**TASK INSTRUCTIONS:**
Transcribe exactly the entries from the "Serialize everything readable" line to the end, both included, minus pictures.

※

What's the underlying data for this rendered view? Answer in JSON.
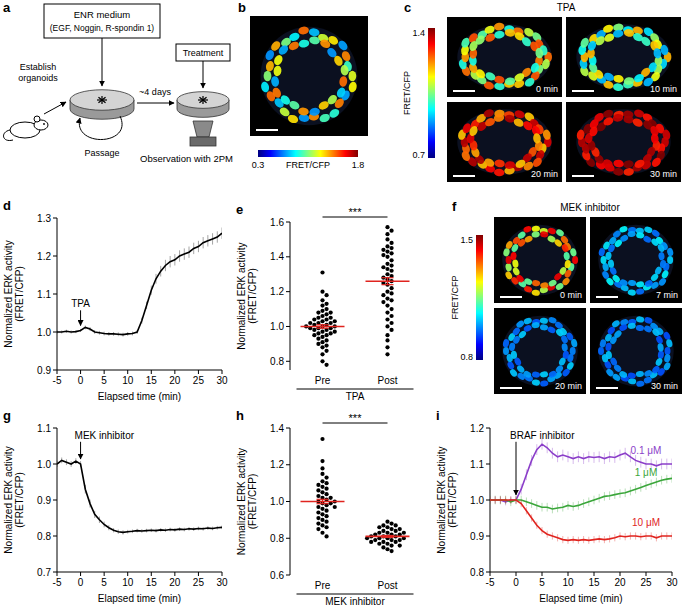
{
  "diagram": {
    "panel": "a",
    "medium": [
      "ENR medium",
      "(EGF, Noggin, R-spondin 1)"
    ],
    "establish": [
      "Establish",
      "organoids"
    ],
    "passage": "Passage",
    "interval": "~4 days",
    "treatment": "Treatment",
    "observation": "Observation with 2PM"
  },
  "images": [
    {
      "panel": "b",
      "colorbar": {
        "label": "FRET/CFP",
        "range": [
          0.3,
          1.8
        ],
        "ticks": [
          0.3,
          1.8
        ]
      }
    },
    {
      "panel": "c",
      "title": "TPA",
      "colorbar": {
        "label": "FRET/CFP",
        "range": [
          0.7,
          1.4
        ],
        "ticks": [
          0.7,
          1.4
        ]
      },
      "frames": [
        "0 min",
        "10 min",
        "20 min",
        "30 min"
      ]
    },
    {
      "panel": "f",
      "title": "MEK inhibitor",
      "colorbar": {
        "label": "FRET/CFP",
        "range": [
          0.8,
          1.5
        ],
        "ticks": [
          0.8,
          1.5
        ]
      },
      "frames": [
        "0 min",
        "7 min",
        "20 min",
        "30 min"
      ]
    }
  ],
  "chart_data": [
    {
      "panel": "d",
      "type": "line",
      "x": [
        -5,
        -4,
        -3,
        -2,
        -1,
        0,
        1,
        2,
        3,
        4,
        5,
        6,
        7,
        8,
        9,
        10,
        11,
        12,
        13,
        14,
        15,
        16,
        17,
        18,
        19,
        20,
        21,
        22,
        23,
        24,
        25,
        26,
        27,
        28,
        29,
        30
      ],
      "series": [
        {
          "color": "#000000",
          "values": [
            1.0,
            1.0,
            1.002,
            1.0,
            1.001,
            1.004,
            1.012,
            1.008,
            1.0,
            0.998,
            0.996,
            0.995,
            0.995,
            0.994,
            0.993,
            0.995,
            0.996,
            1.0,
            1.03,
            1.07,
            1.11,
            1.14,
            1.16,
            1.175,
            1.185,
            1.19,
            1.2,
            1.205,
            1.21,
            1.22,
            1.225,
            1.235,
            1.24,
            1.245,
            1.25,
            1.26
          ],
          "errors": [
            0.004,
            0.004,
            0.004,
            0.004,
            0.004,
            0.004,
            0.005,
            0.005,
            0.005,
            0.005,
            0.005,
            0.005,
            0.005,
            0.005,
            0.005,
            0.005,
            0.005,
            0.005,
            0.008,
            0.01,
            0.012,
            0.013,
            0.014,
            0.015,
            0.015,
            0.015,
            0.015,
            0.015,
            0.015,
            0.015,
            0.015,
            0.015,
            0.015,
            0.015,
            0.015,
            0.015
          ]
        }
      ],
      "xlim": [
        -5,
        30
      ],
      "ylim": [
        0.9,
        1.3
      ],
      "xticks": [
        -5,
        0,
        5,
        10,
        15,
        20,
        25,
        30
      ],
      "yticks": [
        0.9,
        {
          "value": 1,
          "label": "1.0"
        },
        1.1,
        1.2,
        1.3
      ],
      "x_label": "Elapsed time (min)",
      "y_label": "Normalized ERK activity",
      "y_label_2": "(FRET/CFP)",
      "annotations": [
        {
          "text": "TPA",
          "x": 0,
          "y": 1.065
        }
      ]
    },
    {
      "panel": "e",
      "type": "dot",
      "color": "#000000",
      "categories": [
        "Pre",
        "Post"
      ],
      "values": [
        [
          1.31,
          1.2,
          1.18,
          1.15,
          1.13,
          1.12,
          1.1,
          1.09,
          1.08,
          1.08,
          1.07,
          1.06,
          1.05,
          1.05,
          1.04,
          1.04,
          1.03,
          1.03,
          1.02,
          1.02,
          1.02,
          1.01,
          1.01,
          1.0,
          1.0,
          1.0,
          0.99,
          0.99,
          0.99,
          0.98,
          0.98,
          0.97,
          0.97,
          0.96,
          0.96,
          0.95,
          0.95,
          0.94,
          0.93,
          0.92,
          0.91,
          0.9,
          0.89,
          0.88,
          0.86,
          0.84,
          0.8,
          0.78
        ],
        [
          1.57,
          1.55,
          1.53,
          1.5,
          1.48,
          1.46,
          1.45,
          1.44,
          1.43,
          1.42,
          1.41,
          1.4,
          1.38,
          1.36,
          1.35,
          1.34,
          1.33,
          1.32,
          1.3,
          1.29,
          1.28,
          1.27,
          1.26,
          1.25,
          1.24,
          1.22,
          1.2,
          1.19,
          1.18,
          1.16,
          1.15,
          1.14,
          1.12,
          1.1,
          1.08,
          1.06,
          1.04,
          1.02,
          1.0,
          0.98,
          0.95,
          0.92,
          0.88,
          0.84
        ]
      ],
      "means": [
        1.0,
        1.26
      ],
      "errors": [
        0.01,
        0.02
      ],
      "ylim": [
        0.75,
        1.6
      ],
      "yticks": [
        0.8,
        {
          "value": 1,
          "label": "1.0"
        },
        1.2,
        1.4,
        1.6
      ],
      "x_label": "TPA",
      "y_label": "Normalized ERK activity",
      "y_label_2": "(FRET/CFP)",
      "annotations": [
        {
          "text": "***"
        }
      ]
    },
    {
      "panel": "g",
      "type": "line",
      "x": [
        -5,
        -4,
        -3,
        -2,
        -1,
        0,
        1,
        2,
        3,
        4,
        5,
        6,
        7,
        8,
        9,
        10,
        11,
        12,
        13,
        14,
        15,
        16,
        17,
        18,
        19,
        20,
        21,
        22,
        23,
        24,
        25,
        26,
        27,
        28,
        29,
        30
      ],
      "series": [
        {
          "color": "#000000",
          "values": [
            1.0,
            1.01,
            1.005,
            1.0,
            1.008,
            1.0,
            0.93,
            0.89,
            0.86,
            0.845,
            0.832,
            0.823,
            0.816,
            0.812,
            0.81,
            0.812,
            0.813,
            0.815,
            0.814,
            0.815,
            0.816,
            0.815,
            0.817,
            0.816,
            0.818,
            0.817,
            0.819,
            0.818,
            0.82,
            0.819,
            0.821,
            0.82,
            0.822,
            0.821,
            0.823,
            0.824
          ],
          "errors": [
            0.008,
            0.008,
            0.008,
            0.008,
            0.008,
            0.008,
            0.012,
            0.011,
            0.01,
            0.009,
            0.008,
            0.007,
            0.006,
            0.006,
            0.006,
            0.005,
            0.005,
            0.005,
            0.005,
            0.005,
            0.005,
            0.005,
            0.005,
            0.005,
            0.005,
            0.005,
            0.005,
            0.005,
            0.005,
            0.005,
            0.005,
            0.005,
            0.005,
            0.005,
            0.005,
            0.005
          ]
        }
      ],
      "xlim": [
        -5,
        30
      ],
      "ylim": [
        0.7,
        1.1
      ],
      "xticks": [
        -5,
        0,
        5,
        10,
        15,
        20,
        25,
        30
      ],
      "yticks": [
        0.7,
        0.8,
        0.9,
        {
          "value": 1,
          "label": "1.0"
        },
        1.1
      ],
      "x_label": "Elapsed time (min)",
      "y_label": "Normalized ERK activity",
      "y_label_2": "(FRET/CFP)",
      "annotations": [
        {
          "text": "MEK inhibitor",
          "x": 0,
          "y": 1.07
        }
      ]
    },
    {
      "panel": "h",
      "type": "dot",
      "color": "#000000",
      "categories": [
        "Pre",
        "Post"
      ],
      "values": [
        [
          1.34,
          1.22,
          1.18,
          1.15,
          1.13,
          1.11,
          1.1,
          1.09,
          1.08,
          1.07,
          1.06,
          1.05,
          1.04,
          1.03,
          1.02,
          1.02,
          1.01,
          1.0,
          1.0,
          0.99,
          0.99,
          0.98,
          0.97,
          0.97,
          0.96,
          0.95,
          0.94,
          0.93,
          0.92,
          0.91,
          0.9,
          0.89,
          0.88,
          0.87,
          0.86,
          0.85,
          0.83,
          0.81
        ],
        [
          0.89,
          0.88,
          0.87,
          0.87,
          0.86,
          0.86,
          0.85,
          0.85,
          0.84,
          0.84,
          0.83,
          0.83,
          0.83,
          0.82,
          0.82,
          0.82,
          0.81,
          0.81,
          0.81,
          0.8,
          0.8,
          0.8,
          0.8,
          0.79,
          0.79,
          0.79,
          0.78,
          0.78,
          0.78,
          0.77,
          0.77,
          0.76,
          0.76,
          0.75,
          0.74,
          0.73
        ]
      ],
      "means": [
        1.0,
        0.81
      ],
      "errors": [
        0.012,
        0.005
      ],
      "ylim": [
        0.6,
        1.4
      ],
      "yticks": [
        0.6,
        0.8,
        {
          "value": 1,
          "label": "1.0"
        },
        1.2,
        1.4
      ],
      "x_label": "MEK inhibitor",
      "y_label": "Normalized ERK activity",
      "y_label_2": "(FRET/CFP)",
      "annotations": [
        {
          "text": "***"
        }
      ]
    },
    {
      "panel": "i",
      "type": "line",
      "x": [
        -5,
        -4,
        -3,
        -2,
        -1,
        0,
        1,
        2,
        3,
        4,
        5,
        6,
        7,
        8,
        9,
        10,
        11,
        12,
        13,
        14,
        15,
        16,
        17,
        18,
        19,
        20,
        21,
        22,
        23,
        24,
        25,
        26,
        27,
        28,
        29,
        30
      ],
      "series": [
        {
          "name": "0.1 μM",
          "color": "#8b3ec9",
          "values": [
            1.0,
            1.0,
            1.0,
            0.995,
            1.0,
            1.0,
            1.03,
            1.07,
            1.11,
            1.14,
            1.155,
            1.145,
            1.13,
            1.12,
            1.125,
            1.12,
            1.115,
            1.12,
            1.115,
            1.12,
            1.118,
            1.12,
            1.115,
            1.12,
            1.118,
            1.125,
            1.13,
            1.12,
            1.11,
            1.105,
            1.1,
            1.1,
            1.095,
            1.1,
            1.1,
            1.1
          ],
          "errors": [
            0.01,
            0.01,
            0.01,
            0.01,
            0.01,
            0.01,
            0.015,
            0.015,
            0.015,
            0.015,
            0.015,
            0.015,
            0.015,
            0.015,
            0.015,
            0.015,
            0.015,
            0.015,
            0.015,
            0.015,
            0.015,
            0.015,
            0.015,
            0.015,
            0.015,
            0.015,
            0.015,
            0.015,
            0.015,
            0.015,
            0.015,
            0.015,
            0.015,
            0.015,
            0.015,
            0.015
          ]
        },
        {
          "name": "1 μM",
          "color": "#3aa63a",
          "values": [
            1.0,
            1.0,
            1.0,
            1.0,
            0.995,
            1.0,
            1.0,
            0.995,
            0.99,
            0.985,
            0.98,
            0.98,
            0.975,
            0.978,
            0.98,
            0.985,
            0.982,
            0.985,
            0.99,
            0.995,
            1.0,
            1.005,
            1.01,
            1.012,
            1.015,
            1.018,
            1.02,
            1.025,
            1.03,
            1.035,
            1.04,
            1.045,
            1.05,
            1.055,
            1.058,
            1.06
          ],
          "errors": [
            0.012,
            0.012,
            0.012,
            0.012,
            0.012,
            0.012,
            0.012,
            0.012,
            0.012,
            0.012,
            0.012,
            0.012,
            0.012,
            0.012,
            0.012,
            0.012,
            0.012,
            0.012,
            0.012,
            0.012,
            0.012,
            0.012,
            0.012,
            0.012,
            0.012,
            0.012,
            0.012,
            0.012,
            0.012,
            0.012,
            0.012,
            0.012,
            0.012,
            0.012,
            0.012,
            0.012
          ]
        },
        {
          "name": "10 μM",
          "color": "#e0241f",
          "values": [
            1.0,
            1.0,
            1.0,
            1.0,
            1.0,
            1.0,
            0.99,
            0.97,
            0.95,
            0.93,
            0.915,
            0.905,
            0.9,
            0.895,
            0.89,
            0.888,
            0.89,
            0.888,
            0.89,
            0.888,
            0.89,
            0.892,
            0.89,
            0.892,
            0.895,
            0.9,
            0.898,
            0.9,
            0.9,
            0.898,
            0.9,
            0.9,
            0.895,
            0.9,
            0.9,
            0.9
          ],
          "errors": [
            0.01,
            0.01,
            0.01,
            0.01,
            0.01,
            0.01,
            0.01,
            0.01,
            0.01,
            0.01,
            0.01,
            0.01,
            0.01,
            0.01,
            0.01,
            0.01,
            0.01,
            0.01,
            0.01,
            0.01,
            0.01,
            0.01,
            0.01,
            0.01,
            0.01,
            0.01,
            0.01,
            0.01,
            0.01,
            0.01,
            0.01,
            0.01,
            0.01,
            0.01,
            0.01,
            0.01
          ]
        }
      ],
      "xlim": [
        -5,
        30
      ],
      "ylim": [
        0.8,
        1.2
      ],
      "xticks": [
        -5,
        0,
        5,
        10,
        15,
        20,
        25,
        30
      ],
      "yticks": [
        0.8,
        0.9,
        {
          "value": 1,
          "label": "1.0"
        },
        1.1,
        1.2
      ],
      "x_label": "Elapsed time (min)",
      "y_label": "Normalized ERK activity",
      "y_label_2": "(FRET/CFP)",
      "annotations": [
        {
          "text": "BRAF inhibitor",
          "x": 0,
          "y": 1.17
        }
      ]
    }
  ]
}
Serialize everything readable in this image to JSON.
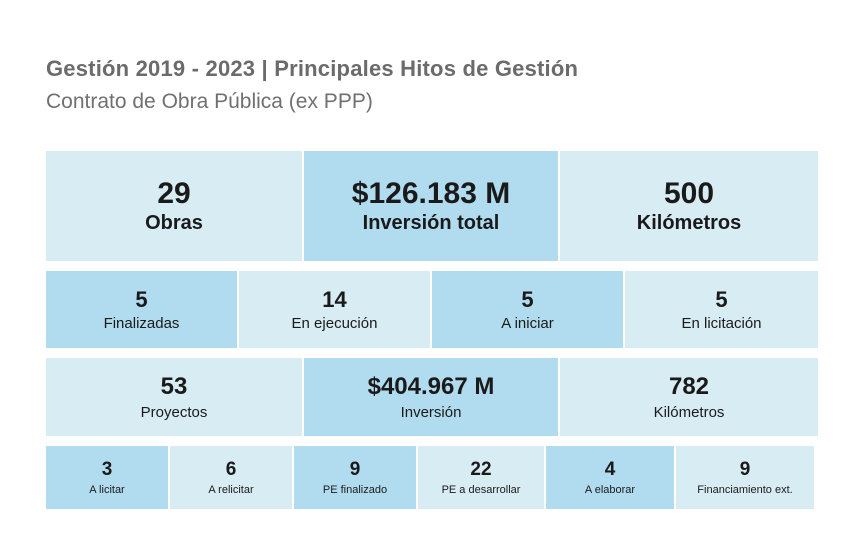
{
  "header": {
    "title": "Gestión 2019 - 2023 | Principales Hitos de Gestión",
    "subtitle": "Contrato de Obra Pública (ex PPP)"
  },
  "row1": [
    {
      "value": "29",
      "label": "Obras"
    },
    {
      "value": "$126.183 M",
      "label": "Inversión total"
    },
    {
      "value": "500",
      "label": "Kilómetros"
    }
  ],
  "row2": [
    {
      "value": "5",
      "label": "Finalizadas"
    },
    {
      "value": "14",
      "label": "En ejecución"
    },
    {
      "value": "5",
      "label": "A iniciar"
    },
    {
      "value": "5",
      "label": "En licitación"
    }
  ],
  "row3": [
    {
      "value": "53",
      "label": "Proyectos"
    },
    {
      "value": "$404.967 M",
      "label": "Inversión"
    },
    {
      "value": "782",
      "label": "Kilómetros"
    }
  ],
  "row4": [
    {
      "value": "3",
      "label": "A licitar"
    },
    {
      "value": "6",
      "label": "A relicitar"
    },
    {
      "value": "9",
      "label": "PE finalizado"
    },
    {
      "value": "22",
      "label": "PE a desarrollar"
    },
    {
      "value": "4",
      "label": "A elaborar"
    },
    {
      "value": "9",
      "label": "Financiamiento ext."
    }
  ],
  "colors": {
    "light_cell": "#d8ecf4",
    "dark_cell": "#b1dcef",
    "title": "#6b6b6b"
  }
}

※

**SOLUTION TO THIS TASK:**
Serialize everything readable in this image to JSON.
{
  "header": {
    "title": "Gestión 2019 - 2023 | Principales Hitos de Gestión",
    "subtitle": "Contrato de Obra Pública (ex PPP)"
  },
  "row1": [
    {
      "value": "29",
      "label": "Obras"
    },
    {
      "value": "$126.183 M",
      "label": "Inversión total"
    },
    {
      "value": "500",
      "label": "Kilómetros"
    }
  ],
  "row2": [
    {
      "value": "5",
      "label": "Finalizadas"
    },
    {
      "value": "14",
      "label": "En ejecución"
    },
    {
      "value": "5",
      "label": "A iniciar"
    },
    {
      "value": "5",
      "label": "En licitación"
    }
  ],
  "row3": [
    {
      "value": "53",
      "label": "Proyectos"
    },
    {
      "value": "$404.967 M",
      "label": "Inversión"
    },
    {
      "value": "782",
      "label": "Kilómetros"
    }
  ],
  "row4": [
    {
      "value": "3",
      "label": "A licitar"
    },
    {
      "value": "6",
      "label": "A relicitar"
    },
    {
      "value": "9",
      "label": "PE finalizado"
    },
    {
      "value": "22",
      "label": "PE a desarrollar"
    },
    {
      "value": "4",
      "label": "A elaborar"
    },
    {
      "value": "9",
      "label": "Financiamiento ext."
    }
  ],
  "colors": {
    "light_cell": "#d8ecf4",
    "dark_cell": "#b1dcef",
    "title": "#6b6b6b"
  }
}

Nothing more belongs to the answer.